** Begin **
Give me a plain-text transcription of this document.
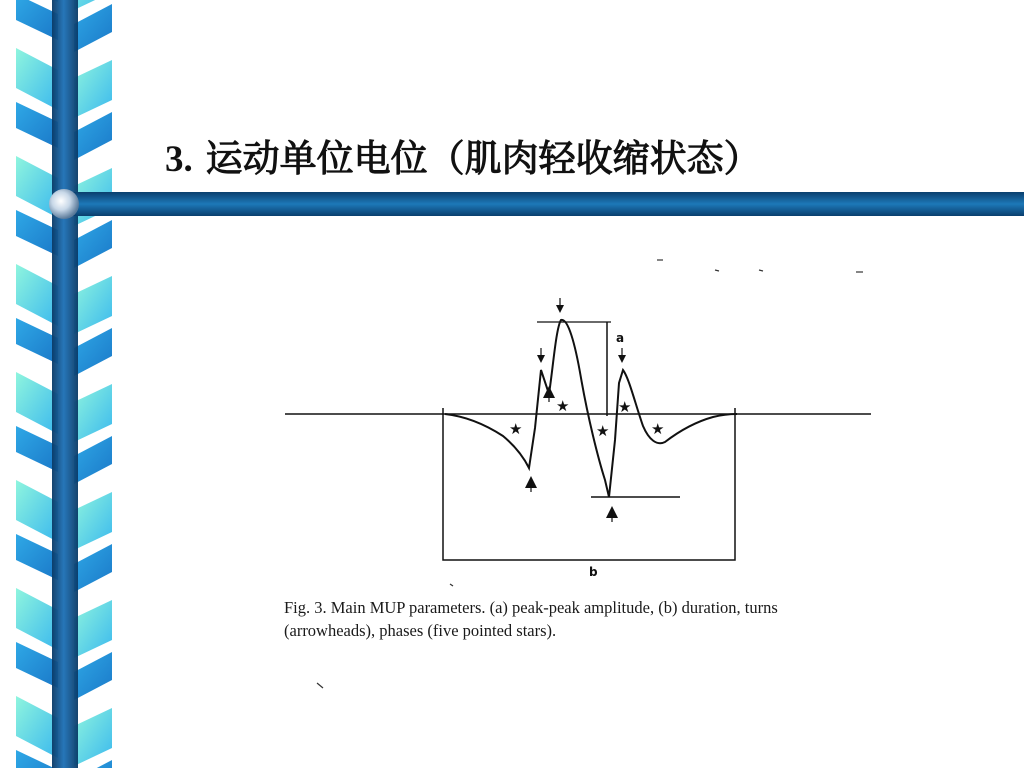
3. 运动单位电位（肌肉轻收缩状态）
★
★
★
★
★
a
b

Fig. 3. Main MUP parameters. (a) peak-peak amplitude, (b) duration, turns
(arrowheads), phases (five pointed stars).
** End **
Reproduce the full listing faithfully, but do not carry over any pictures.

= The answer =
Give me a plain-text transcription of this document.
3. 运动单位电位（肌肉轻收缩状态）
★
★
★
★
★
a
b

Fig. 3. Main MUP parameters. (a) peak-peak amplitude, (b) duration, turns
(arrowheads), phases (five pointed stars).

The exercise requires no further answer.